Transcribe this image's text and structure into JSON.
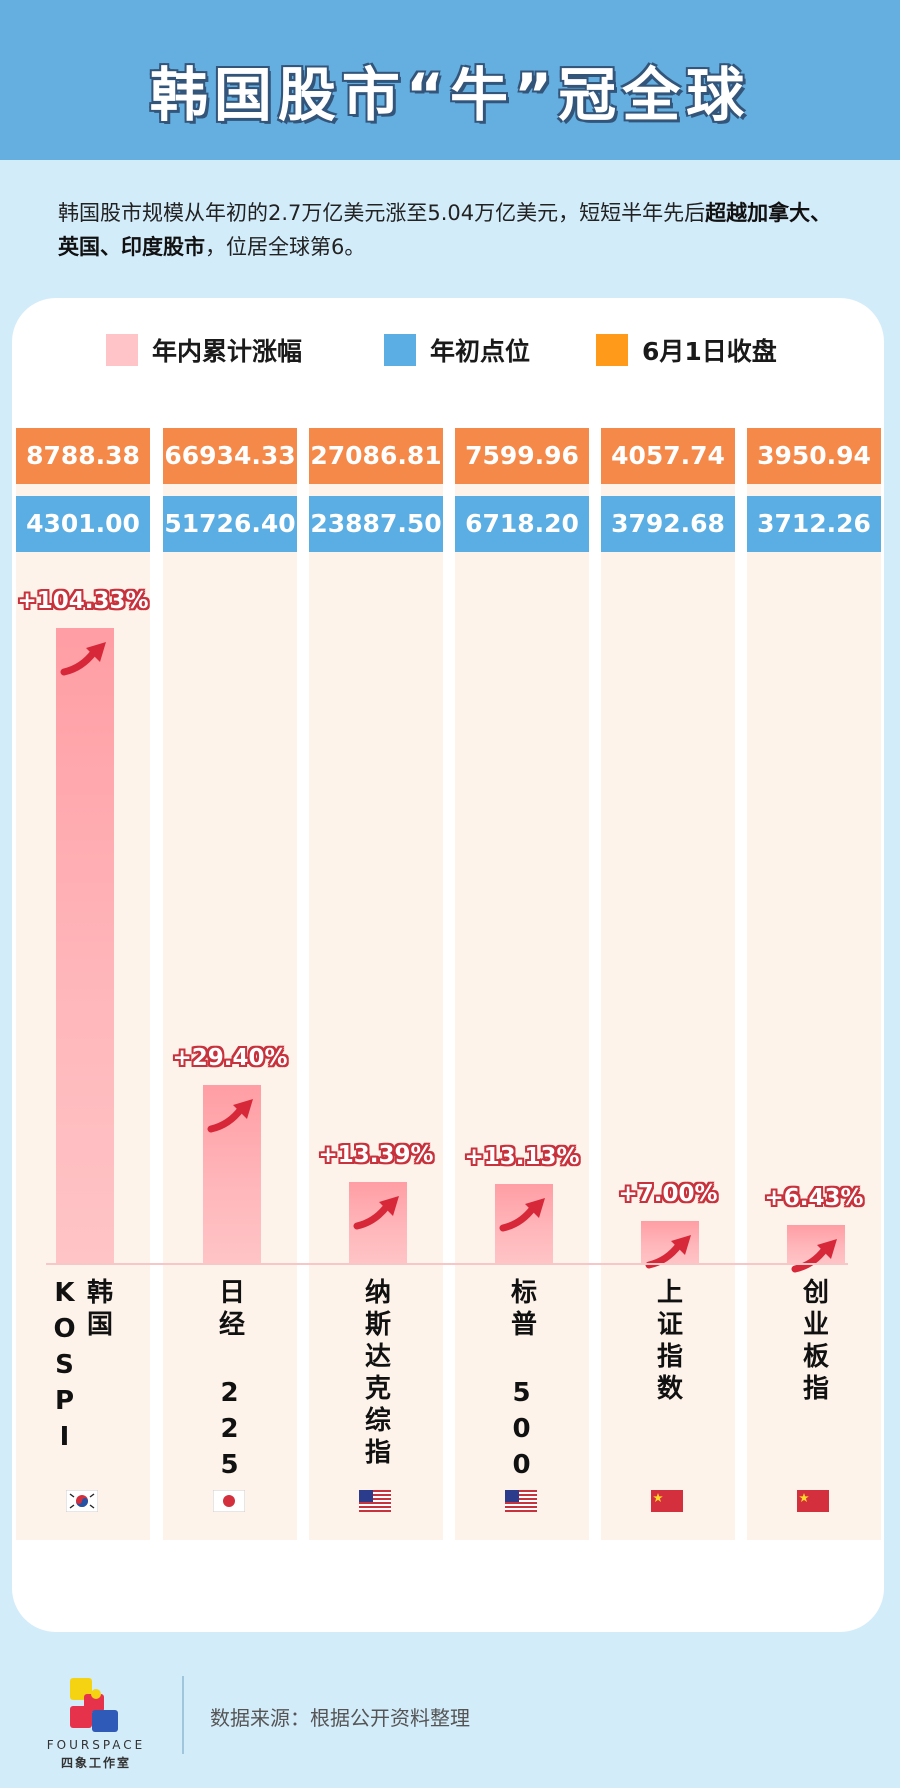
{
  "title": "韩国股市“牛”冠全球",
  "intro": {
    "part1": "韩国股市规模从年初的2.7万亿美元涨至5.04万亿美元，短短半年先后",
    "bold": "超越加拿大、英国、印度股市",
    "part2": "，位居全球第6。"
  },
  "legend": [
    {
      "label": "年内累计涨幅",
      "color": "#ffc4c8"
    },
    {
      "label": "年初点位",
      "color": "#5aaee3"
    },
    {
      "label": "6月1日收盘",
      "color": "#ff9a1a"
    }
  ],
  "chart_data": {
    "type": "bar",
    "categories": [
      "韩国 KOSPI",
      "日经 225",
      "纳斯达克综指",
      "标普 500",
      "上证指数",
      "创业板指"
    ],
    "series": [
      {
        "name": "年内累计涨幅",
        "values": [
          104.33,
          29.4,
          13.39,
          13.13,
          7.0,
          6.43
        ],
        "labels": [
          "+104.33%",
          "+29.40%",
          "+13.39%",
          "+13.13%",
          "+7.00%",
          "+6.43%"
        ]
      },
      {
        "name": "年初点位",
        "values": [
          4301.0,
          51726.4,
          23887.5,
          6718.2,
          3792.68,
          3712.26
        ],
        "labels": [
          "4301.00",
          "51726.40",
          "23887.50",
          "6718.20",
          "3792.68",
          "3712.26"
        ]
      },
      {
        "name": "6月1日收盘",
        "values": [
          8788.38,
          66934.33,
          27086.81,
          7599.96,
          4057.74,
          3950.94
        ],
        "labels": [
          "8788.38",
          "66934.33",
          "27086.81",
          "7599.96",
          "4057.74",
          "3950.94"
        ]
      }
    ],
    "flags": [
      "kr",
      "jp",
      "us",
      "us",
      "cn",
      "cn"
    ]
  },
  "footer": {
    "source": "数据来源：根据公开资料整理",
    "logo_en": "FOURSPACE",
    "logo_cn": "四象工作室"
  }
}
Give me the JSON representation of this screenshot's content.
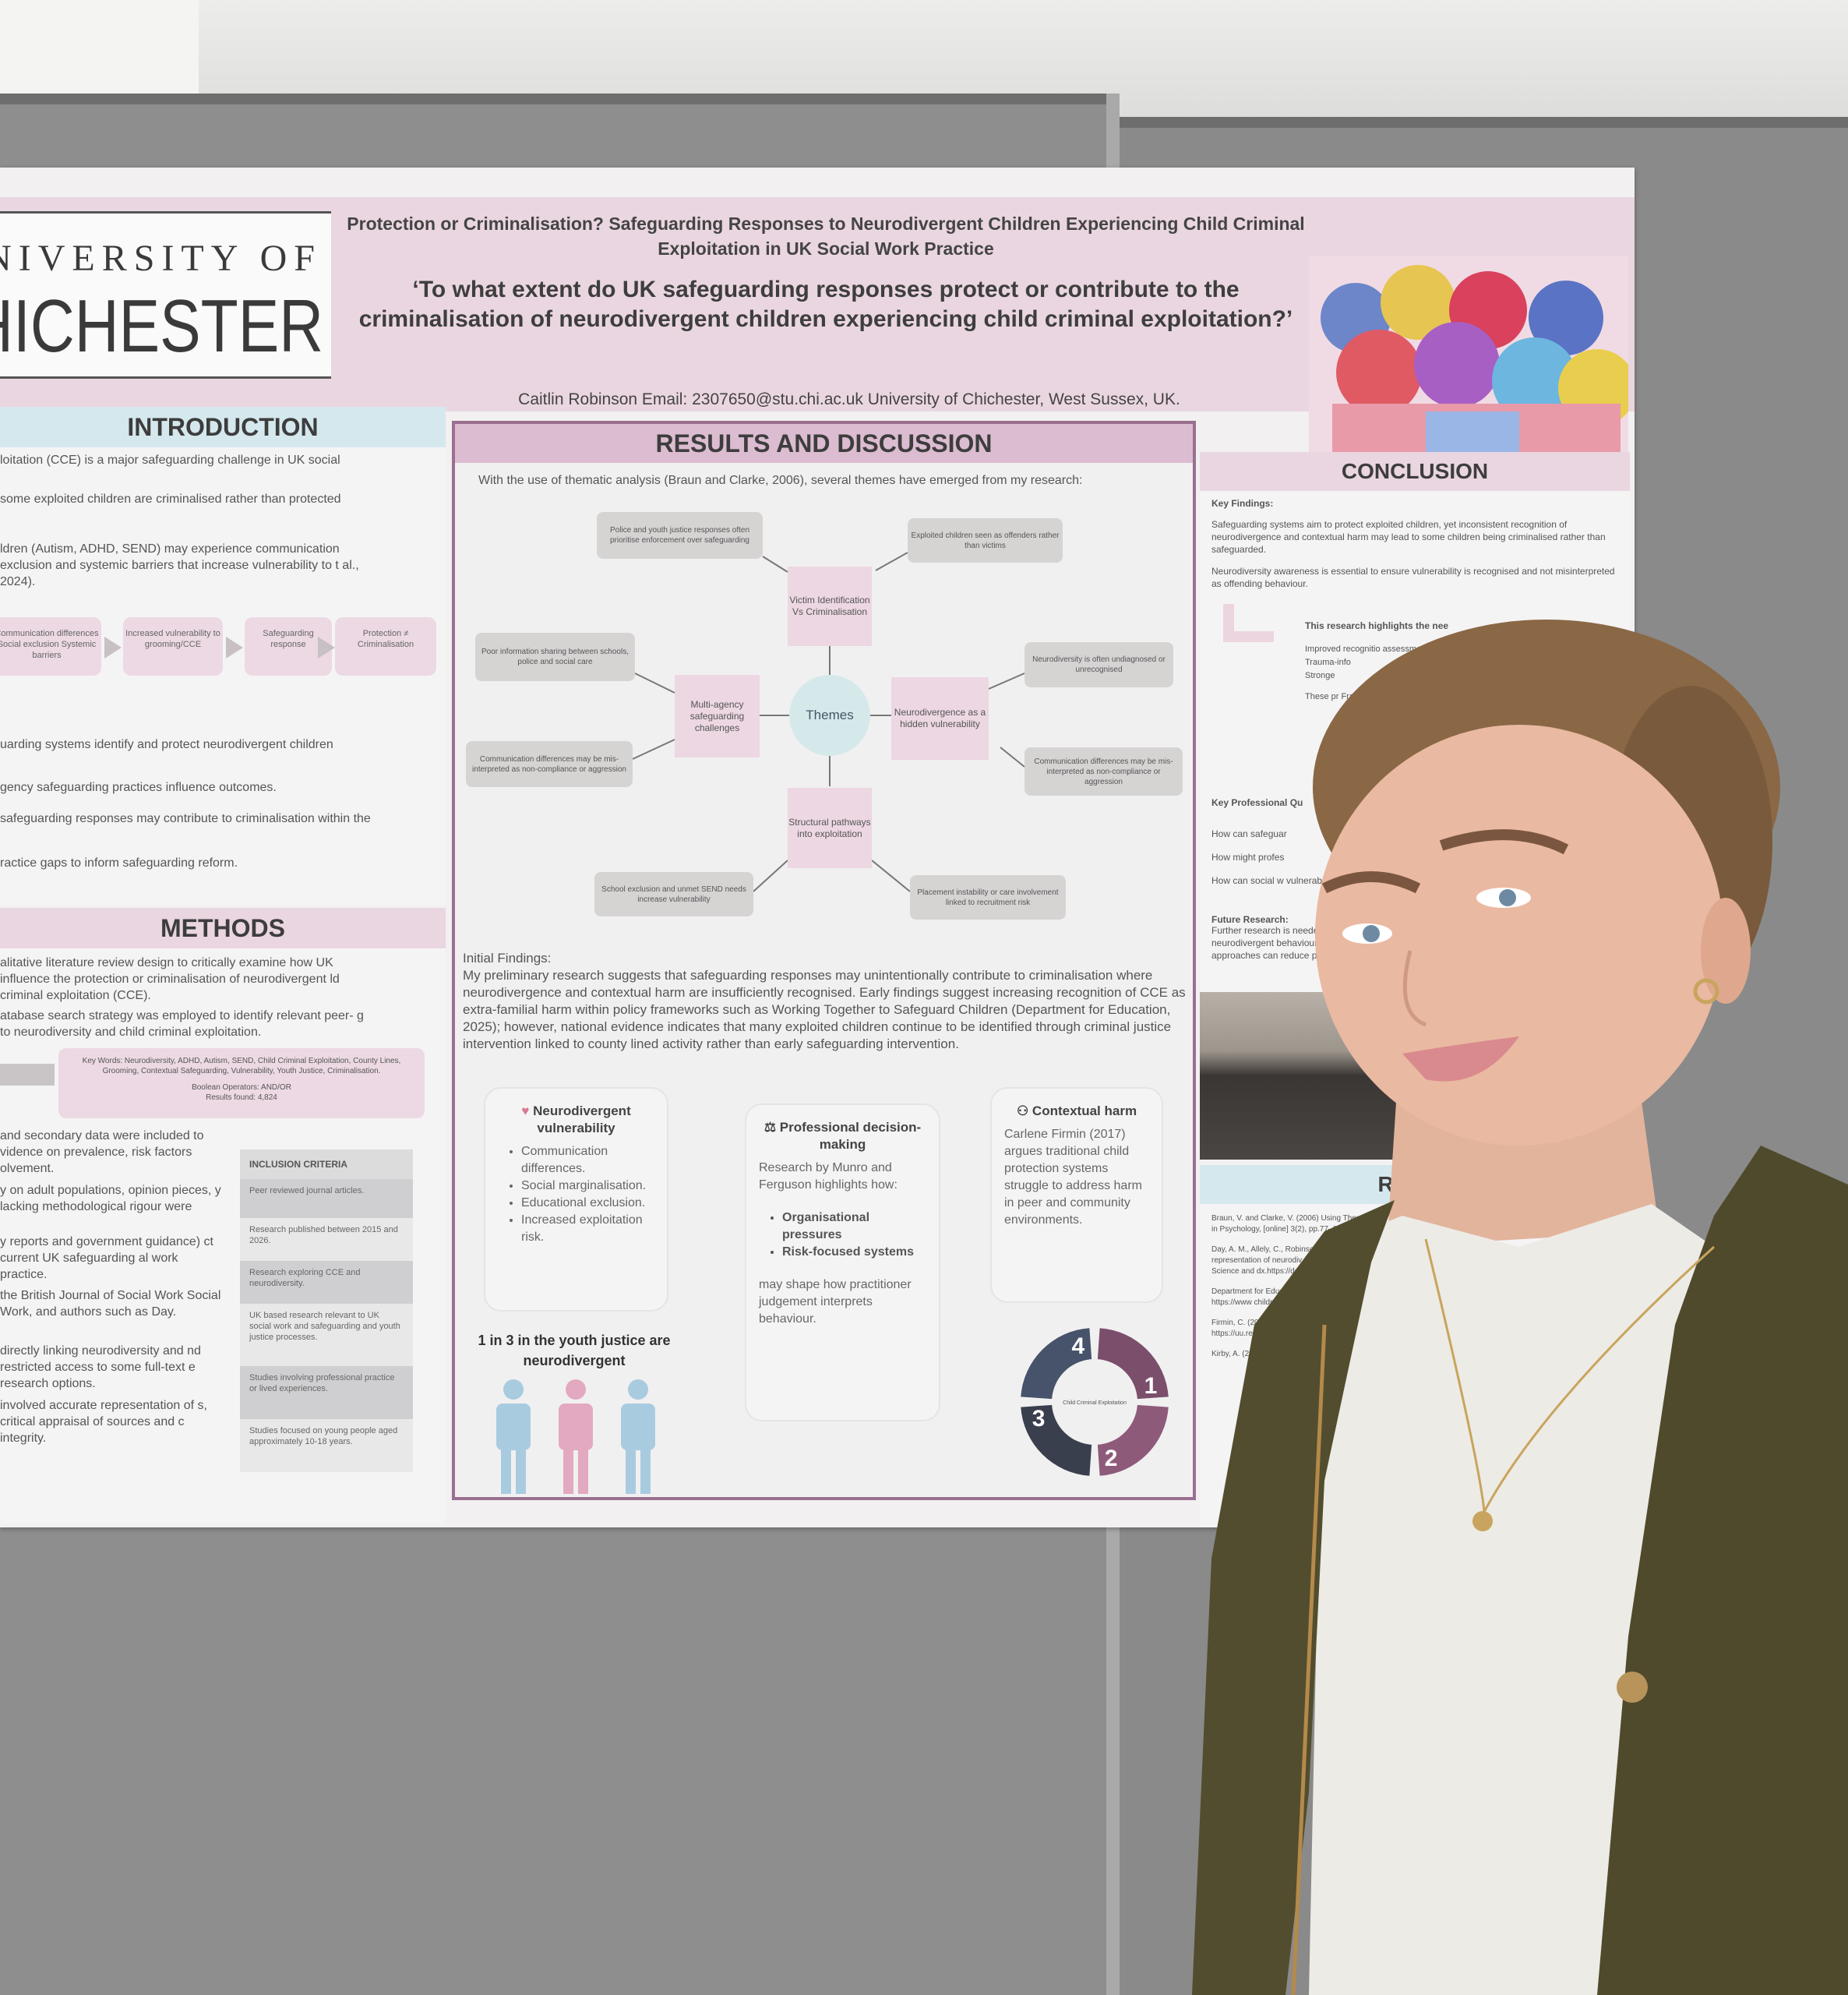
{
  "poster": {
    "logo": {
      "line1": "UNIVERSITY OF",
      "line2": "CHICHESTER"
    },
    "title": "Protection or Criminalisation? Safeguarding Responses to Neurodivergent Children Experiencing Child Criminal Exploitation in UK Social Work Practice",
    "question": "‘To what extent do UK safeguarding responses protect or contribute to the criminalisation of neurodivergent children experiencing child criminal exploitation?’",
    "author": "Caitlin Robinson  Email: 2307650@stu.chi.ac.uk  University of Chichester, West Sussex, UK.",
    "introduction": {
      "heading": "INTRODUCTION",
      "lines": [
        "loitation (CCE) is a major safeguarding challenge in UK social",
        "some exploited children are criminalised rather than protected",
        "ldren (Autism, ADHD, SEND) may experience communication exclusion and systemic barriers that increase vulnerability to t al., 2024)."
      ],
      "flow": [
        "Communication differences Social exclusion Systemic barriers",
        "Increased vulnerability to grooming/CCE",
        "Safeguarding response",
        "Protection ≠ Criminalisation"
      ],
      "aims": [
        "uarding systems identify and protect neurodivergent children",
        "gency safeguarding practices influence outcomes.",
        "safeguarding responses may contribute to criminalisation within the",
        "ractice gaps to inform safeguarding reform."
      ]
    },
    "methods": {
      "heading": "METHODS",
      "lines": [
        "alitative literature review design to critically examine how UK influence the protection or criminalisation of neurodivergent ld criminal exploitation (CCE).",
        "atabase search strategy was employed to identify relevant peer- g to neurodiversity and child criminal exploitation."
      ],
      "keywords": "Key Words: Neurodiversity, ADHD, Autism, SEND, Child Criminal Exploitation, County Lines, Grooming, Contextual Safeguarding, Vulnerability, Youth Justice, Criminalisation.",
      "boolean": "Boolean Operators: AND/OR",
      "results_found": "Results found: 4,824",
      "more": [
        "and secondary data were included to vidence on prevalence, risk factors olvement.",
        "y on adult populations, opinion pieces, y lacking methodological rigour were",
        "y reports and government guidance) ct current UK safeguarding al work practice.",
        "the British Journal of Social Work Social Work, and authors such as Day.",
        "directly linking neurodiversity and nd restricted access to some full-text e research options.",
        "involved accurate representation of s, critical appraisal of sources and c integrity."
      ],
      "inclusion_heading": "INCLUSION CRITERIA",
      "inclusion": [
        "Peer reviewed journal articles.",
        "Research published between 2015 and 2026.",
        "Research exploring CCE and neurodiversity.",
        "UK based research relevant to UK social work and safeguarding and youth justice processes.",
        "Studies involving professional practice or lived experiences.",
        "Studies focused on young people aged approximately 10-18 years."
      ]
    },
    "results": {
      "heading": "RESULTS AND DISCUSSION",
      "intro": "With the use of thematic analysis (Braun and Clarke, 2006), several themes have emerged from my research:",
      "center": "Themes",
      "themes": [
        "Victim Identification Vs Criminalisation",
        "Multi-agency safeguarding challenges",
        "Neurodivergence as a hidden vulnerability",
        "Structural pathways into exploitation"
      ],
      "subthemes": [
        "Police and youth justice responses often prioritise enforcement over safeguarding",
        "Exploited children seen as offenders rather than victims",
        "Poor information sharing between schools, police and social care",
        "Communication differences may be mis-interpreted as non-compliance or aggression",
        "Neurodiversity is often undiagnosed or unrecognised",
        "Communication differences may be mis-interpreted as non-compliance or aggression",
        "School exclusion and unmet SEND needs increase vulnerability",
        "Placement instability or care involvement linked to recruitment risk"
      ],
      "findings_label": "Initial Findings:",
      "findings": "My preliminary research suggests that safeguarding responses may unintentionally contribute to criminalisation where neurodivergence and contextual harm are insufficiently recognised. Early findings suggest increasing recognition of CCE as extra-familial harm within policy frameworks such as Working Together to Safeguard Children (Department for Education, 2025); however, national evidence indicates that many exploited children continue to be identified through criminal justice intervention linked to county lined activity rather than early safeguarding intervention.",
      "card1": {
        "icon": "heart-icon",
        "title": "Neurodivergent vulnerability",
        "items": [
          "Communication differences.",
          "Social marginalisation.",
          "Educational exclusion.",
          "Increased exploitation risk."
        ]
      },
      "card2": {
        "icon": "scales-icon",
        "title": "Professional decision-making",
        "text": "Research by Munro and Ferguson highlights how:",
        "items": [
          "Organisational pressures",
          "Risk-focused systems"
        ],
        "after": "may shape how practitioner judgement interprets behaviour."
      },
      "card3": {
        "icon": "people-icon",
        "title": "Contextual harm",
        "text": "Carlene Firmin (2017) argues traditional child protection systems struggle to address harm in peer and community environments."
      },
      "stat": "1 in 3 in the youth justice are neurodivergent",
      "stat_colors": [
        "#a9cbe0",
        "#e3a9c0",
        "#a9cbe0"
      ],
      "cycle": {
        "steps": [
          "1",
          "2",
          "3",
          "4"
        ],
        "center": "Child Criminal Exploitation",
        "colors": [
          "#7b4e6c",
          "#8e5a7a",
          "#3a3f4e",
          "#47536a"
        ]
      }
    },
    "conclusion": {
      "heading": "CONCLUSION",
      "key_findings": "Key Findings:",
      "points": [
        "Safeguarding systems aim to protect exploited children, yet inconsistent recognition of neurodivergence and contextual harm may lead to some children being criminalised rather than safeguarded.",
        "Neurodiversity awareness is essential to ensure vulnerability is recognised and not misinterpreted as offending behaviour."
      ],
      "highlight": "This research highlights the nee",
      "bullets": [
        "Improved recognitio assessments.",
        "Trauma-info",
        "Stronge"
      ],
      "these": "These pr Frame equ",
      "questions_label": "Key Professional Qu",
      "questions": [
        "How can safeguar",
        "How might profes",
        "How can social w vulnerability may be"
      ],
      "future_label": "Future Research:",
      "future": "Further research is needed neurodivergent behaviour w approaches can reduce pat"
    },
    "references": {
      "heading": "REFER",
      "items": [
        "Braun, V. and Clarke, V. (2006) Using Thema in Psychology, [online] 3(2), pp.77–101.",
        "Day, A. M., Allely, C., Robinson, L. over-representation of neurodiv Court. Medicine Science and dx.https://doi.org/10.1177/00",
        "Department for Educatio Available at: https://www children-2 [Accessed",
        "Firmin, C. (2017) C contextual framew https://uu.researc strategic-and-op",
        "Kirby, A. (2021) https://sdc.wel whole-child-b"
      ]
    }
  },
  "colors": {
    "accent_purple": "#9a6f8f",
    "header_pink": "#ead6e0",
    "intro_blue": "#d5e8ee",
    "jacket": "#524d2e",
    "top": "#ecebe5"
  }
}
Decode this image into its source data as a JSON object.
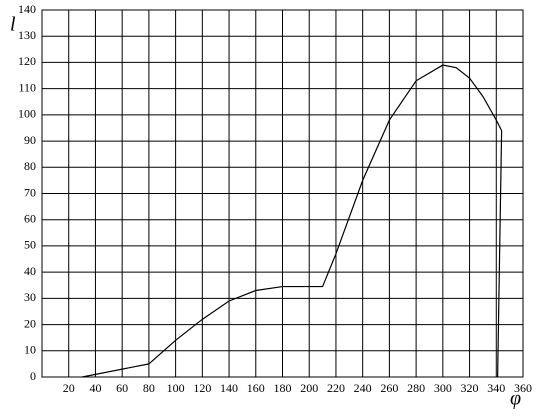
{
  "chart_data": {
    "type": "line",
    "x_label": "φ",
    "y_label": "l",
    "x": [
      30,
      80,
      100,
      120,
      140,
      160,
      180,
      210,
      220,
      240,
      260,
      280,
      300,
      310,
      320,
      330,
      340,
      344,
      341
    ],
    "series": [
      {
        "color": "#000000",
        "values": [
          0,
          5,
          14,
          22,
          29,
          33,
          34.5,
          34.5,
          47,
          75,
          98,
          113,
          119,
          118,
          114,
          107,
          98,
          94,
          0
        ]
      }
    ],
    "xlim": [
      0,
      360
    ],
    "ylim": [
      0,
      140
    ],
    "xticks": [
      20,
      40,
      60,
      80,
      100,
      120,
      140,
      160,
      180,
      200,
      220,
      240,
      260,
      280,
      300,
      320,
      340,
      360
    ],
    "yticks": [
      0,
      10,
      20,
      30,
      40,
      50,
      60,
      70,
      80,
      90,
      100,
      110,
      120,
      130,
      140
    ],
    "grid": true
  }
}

———

**Work to complete**
From the entries above, select each line containing the string "Increased".

**Task solution**
        "Increased vulnerability to grooming/CCE",
          "Increased exploitation risk."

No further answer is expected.